[Saved data entries]
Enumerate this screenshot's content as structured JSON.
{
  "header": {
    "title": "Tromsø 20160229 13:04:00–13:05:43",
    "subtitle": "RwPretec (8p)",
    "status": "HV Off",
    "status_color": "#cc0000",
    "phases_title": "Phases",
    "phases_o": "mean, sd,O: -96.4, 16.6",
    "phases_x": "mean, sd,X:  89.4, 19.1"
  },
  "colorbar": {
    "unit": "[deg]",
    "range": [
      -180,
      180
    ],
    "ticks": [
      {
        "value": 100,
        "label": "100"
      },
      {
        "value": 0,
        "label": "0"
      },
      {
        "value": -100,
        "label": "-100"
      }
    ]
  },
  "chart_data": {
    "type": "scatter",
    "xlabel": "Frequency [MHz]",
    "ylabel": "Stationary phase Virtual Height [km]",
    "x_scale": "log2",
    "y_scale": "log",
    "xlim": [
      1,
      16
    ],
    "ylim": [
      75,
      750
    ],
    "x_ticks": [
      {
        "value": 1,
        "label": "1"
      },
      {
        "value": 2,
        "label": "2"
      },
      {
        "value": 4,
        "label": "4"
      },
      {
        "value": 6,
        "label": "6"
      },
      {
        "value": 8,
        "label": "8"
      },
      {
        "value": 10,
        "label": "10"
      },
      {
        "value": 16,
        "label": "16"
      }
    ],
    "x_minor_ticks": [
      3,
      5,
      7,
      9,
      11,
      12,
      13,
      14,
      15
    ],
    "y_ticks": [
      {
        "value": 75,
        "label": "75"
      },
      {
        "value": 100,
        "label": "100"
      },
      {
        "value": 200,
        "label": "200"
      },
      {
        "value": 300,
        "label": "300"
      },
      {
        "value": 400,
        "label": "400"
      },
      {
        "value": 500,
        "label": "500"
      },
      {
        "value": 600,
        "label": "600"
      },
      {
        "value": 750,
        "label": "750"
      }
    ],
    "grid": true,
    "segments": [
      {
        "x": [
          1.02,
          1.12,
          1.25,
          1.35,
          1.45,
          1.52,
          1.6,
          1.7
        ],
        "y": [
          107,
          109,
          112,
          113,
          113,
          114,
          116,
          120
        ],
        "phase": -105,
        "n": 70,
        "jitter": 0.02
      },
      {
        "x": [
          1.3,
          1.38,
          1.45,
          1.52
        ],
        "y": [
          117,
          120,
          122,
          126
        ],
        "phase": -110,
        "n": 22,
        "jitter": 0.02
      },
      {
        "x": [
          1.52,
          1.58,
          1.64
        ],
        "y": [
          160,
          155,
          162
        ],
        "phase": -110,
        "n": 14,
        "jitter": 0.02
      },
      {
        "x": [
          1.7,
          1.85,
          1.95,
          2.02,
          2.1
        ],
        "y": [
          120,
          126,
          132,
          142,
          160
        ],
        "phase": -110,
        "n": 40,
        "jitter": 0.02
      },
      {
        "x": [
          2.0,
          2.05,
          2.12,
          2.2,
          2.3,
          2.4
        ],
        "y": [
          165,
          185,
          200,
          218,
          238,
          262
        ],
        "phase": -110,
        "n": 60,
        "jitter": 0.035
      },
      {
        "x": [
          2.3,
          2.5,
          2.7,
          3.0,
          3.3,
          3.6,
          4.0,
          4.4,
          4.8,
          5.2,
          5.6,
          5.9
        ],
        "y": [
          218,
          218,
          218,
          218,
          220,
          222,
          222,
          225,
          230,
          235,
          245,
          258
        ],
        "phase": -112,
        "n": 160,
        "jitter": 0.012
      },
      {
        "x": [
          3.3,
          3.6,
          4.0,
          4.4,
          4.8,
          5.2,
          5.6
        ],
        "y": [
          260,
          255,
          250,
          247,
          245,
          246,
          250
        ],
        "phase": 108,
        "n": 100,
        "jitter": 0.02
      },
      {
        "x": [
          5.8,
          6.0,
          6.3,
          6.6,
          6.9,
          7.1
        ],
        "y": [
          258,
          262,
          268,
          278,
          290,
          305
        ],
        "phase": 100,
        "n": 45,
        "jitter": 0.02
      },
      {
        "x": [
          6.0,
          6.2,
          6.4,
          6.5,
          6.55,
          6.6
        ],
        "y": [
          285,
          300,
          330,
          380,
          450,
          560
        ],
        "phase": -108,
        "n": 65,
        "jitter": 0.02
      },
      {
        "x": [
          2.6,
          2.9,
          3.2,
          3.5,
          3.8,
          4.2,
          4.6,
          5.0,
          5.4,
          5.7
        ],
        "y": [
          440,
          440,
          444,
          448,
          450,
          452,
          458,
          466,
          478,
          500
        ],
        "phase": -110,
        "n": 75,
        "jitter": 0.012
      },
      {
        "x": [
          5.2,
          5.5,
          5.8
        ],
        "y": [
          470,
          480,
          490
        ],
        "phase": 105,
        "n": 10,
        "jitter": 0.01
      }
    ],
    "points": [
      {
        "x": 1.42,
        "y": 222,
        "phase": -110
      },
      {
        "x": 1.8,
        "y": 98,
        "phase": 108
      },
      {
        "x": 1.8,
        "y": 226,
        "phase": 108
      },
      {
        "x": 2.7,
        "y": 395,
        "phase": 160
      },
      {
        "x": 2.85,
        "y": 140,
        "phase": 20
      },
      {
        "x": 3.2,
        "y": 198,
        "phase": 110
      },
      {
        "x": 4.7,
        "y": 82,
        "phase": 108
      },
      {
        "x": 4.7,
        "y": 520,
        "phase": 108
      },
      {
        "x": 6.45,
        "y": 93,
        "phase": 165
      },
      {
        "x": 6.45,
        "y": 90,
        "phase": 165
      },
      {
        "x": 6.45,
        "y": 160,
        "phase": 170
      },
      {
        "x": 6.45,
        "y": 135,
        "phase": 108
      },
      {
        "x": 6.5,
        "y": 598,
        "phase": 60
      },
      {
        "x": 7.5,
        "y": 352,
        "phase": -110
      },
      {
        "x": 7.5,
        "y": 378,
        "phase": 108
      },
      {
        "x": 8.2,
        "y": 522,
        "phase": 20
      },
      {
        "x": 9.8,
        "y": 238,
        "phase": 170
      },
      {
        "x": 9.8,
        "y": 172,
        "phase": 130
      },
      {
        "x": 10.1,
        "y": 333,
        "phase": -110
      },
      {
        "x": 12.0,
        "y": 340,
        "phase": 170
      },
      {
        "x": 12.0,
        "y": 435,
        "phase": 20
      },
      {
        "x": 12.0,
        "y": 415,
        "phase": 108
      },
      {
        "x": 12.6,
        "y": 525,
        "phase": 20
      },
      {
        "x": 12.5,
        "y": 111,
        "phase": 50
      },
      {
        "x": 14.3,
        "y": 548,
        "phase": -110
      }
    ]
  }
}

Written task:
Each line in the listing above that contains "mean" should be copied.

Solution to the problem:
    "phases_o": "mean, sd,O: -96.4, 16.6",
    "phases_x": "mean, sd,X:  89.4, 19.1"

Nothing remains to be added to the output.